● **TASK**
Answer with one number: how many lines have "填最简比".

※ ※ ※

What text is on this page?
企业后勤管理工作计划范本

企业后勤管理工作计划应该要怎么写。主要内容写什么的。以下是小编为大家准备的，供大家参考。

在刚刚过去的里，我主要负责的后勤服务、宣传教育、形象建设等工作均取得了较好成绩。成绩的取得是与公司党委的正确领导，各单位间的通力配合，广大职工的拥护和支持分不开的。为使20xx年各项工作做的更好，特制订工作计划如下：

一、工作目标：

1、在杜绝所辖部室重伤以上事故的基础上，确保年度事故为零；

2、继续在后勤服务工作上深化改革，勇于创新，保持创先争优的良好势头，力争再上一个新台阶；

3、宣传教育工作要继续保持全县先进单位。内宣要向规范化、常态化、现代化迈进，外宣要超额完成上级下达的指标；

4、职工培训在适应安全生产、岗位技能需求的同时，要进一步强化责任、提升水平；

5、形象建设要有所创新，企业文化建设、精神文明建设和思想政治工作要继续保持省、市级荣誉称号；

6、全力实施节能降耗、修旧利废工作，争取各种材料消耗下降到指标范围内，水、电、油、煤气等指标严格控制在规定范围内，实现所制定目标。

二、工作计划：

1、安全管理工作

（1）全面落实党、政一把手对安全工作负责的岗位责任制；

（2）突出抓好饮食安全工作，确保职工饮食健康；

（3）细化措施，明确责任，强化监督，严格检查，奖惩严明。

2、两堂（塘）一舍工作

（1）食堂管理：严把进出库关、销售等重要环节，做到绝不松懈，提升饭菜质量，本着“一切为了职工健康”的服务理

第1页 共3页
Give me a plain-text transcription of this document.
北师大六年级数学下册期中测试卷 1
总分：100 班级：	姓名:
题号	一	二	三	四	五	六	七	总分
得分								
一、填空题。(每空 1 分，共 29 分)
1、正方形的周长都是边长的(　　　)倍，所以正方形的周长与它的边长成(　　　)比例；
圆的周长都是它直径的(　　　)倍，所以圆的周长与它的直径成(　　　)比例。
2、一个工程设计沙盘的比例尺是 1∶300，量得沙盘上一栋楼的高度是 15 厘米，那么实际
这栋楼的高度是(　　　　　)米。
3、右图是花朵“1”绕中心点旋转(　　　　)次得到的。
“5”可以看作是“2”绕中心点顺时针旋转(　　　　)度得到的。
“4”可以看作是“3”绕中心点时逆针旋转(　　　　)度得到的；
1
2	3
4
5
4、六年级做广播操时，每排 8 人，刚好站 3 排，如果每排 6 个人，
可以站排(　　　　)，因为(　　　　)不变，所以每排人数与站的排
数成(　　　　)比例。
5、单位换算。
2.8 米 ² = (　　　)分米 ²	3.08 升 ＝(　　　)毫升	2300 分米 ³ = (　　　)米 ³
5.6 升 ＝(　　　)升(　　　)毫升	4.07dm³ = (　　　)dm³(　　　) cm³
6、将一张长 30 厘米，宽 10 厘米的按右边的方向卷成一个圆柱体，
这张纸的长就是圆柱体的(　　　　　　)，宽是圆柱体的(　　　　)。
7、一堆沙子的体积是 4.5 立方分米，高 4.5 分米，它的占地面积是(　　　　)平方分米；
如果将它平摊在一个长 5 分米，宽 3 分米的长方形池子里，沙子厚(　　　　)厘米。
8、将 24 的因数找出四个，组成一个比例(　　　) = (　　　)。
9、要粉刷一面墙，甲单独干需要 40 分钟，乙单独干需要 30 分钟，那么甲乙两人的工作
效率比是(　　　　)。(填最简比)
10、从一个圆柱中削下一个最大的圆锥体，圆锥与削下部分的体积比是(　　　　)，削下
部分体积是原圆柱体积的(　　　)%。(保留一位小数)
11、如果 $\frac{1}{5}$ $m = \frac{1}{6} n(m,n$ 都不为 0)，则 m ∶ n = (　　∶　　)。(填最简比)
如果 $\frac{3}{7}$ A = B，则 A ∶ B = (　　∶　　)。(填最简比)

※ ※ ※

● **CORRECT ANSWER**
3